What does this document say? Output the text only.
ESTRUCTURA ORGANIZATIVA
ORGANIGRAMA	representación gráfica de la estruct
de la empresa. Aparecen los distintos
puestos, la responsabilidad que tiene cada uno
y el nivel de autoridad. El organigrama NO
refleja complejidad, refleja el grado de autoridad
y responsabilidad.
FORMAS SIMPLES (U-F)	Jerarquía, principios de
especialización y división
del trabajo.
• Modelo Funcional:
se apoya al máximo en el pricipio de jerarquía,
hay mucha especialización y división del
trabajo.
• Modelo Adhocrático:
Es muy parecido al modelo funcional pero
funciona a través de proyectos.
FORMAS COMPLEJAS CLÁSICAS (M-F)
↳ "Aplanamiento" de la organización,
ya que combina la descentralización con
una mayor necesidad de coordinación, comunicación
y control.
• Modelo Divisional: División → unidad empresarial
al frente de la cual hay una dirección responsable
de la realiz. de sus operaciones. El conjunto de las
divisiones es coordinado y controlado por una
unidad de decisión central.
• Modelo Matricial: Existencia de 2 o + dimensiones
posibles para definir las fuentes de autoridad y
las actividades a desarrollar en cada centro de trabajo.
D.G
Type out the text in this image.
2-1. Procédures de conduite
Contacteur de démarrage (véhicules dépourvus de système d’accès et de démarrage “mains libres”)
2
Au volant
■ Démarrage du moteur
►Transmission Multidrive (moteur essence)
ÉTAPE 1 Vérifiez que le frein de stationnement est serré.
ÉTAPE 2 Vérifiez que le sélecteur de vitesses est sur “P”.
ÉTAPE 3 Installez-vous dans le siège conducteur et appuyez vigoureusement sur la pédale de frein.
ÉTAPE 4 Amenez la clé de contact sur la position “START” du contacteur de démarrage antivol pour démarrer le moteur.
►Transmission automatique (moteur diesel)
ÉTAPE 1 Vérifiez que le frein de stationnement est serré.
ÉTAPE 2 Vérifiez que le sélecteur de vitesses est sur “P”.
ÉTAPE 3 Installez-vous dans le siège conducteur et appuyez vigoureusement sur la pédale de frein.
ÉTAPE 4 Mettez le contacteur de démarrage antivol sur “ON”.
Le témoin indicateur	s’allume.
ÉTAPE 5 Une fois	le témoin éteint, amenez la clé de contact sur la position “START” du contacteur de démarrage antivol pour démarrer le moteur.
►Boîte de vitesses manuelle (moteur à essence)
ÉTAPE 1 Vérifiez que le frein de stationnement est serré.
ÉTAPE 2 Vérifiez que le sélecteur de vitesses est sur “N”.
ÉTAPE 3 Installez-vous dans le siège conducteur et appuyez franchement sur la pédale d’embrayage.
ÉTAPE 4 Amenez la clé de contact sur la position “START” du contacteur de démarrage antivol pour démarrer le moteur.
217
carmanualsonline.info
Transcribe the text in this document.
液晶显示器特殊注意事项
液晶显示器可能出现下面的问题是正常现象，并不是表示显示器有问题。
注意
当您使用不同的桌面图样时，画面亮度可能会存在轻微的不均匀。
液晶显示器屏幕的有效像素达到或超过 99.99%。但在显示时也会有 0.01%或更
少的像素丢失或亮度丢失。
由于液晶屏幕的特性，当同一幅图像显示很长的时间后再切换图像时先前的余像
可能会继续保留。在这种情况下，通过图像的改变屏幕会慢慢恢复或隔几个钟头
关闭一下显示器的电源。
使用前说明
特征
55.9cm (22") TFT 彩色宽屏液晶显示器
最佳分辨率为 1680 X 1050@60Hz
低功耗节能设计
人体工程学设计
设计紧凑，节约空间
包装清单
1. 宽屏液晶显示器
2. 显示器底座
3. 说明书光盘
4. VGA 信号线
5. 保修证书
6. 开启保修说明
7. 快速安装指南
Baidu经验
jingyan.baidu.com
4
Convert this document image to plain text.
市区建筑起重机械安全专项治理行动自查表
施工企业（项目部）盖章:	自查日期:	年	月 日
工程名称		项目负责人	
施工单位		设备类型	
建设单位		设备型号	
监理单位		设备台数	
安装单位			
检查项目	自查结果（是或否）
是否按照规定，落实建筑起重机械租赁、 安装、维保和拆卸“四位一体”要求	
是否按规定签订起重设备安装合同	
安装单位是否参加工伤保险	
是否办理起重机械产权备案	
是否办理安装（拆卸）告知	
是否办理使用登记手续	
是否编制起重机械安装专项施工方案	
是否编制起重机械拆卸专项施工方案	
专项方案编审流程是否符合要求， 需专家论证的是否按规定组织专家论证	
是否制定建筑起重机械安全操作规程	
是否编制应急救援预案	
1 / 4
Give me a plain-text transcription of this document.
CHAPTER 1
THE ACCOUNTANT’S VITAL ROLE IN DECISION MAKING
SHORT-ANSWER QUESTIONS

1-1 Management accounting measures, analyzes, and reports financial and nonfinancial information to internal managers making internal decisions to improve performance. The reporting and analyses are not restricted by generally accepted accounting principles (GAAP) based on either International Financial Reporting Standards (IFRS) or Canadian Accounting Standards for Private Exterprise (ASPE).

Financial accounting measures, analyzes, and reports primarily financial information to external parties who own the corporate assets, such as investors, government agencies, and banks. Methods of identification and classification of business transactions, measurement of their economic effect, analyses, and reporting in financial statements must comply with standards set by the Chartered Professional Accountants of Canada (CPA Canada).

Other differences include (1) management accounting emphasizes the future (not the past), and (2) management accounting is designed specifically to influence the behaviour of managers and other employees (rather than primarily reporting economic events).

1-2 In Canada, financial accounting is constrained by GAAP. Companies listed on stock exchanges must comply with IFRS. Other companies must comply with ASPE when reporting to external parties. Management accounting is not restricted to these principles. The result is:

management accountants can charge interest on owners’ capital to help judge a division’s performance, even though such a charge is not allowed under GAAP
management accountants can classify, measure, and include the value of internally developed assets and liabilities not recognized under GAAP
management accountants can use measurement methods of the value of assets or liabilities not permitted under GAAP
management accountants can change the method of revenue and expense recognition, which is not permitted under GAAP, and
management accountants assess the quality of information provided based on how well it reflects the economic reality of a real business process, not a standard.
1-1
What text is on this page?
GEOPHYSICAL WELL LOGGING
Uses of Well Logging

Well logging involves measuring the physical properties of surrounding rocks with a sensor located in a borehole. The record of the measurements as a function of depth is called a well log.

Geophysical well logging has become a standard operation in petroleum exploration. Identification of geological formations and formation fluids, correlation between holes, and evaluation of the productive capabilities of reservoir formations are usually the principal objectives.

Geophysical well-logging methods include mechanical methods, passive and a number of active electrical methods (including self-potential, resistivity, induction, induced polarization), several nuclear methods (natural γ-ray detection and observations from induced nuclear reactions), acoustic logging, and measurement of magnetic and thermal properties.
----
**Work to do**: In the records above, find the line containing "What text is on this page?"; please retype it and every line after it through the last line, exactly and with nothing else.

**Exercise answer**:
What text is on this page?
GEOPHYSICAL WELL LOGGING
Uses of Well Logging

Well logging involves measuring the physical properties of surrounding rocks with a sensor located in a borehole. The record of the measurements as a function of depth is called a well log.

Geophysical well logging has become a standard operation in petroleum exploration. Identification of geological formations and formation fluids, correlation between holes, and evaluation of the productive capabilities of reservoir formations are usually the principal objectives.

Geophysical well-logging methods include mechanical methods, passive and a number of active electrical methods (including self-potential, resistivity, induction, induced polarization), several nuclear methods (natural γ-ray detection and observations from induced nuclear reactions), acoustic logging, and measurement of magnetic and thermal properties.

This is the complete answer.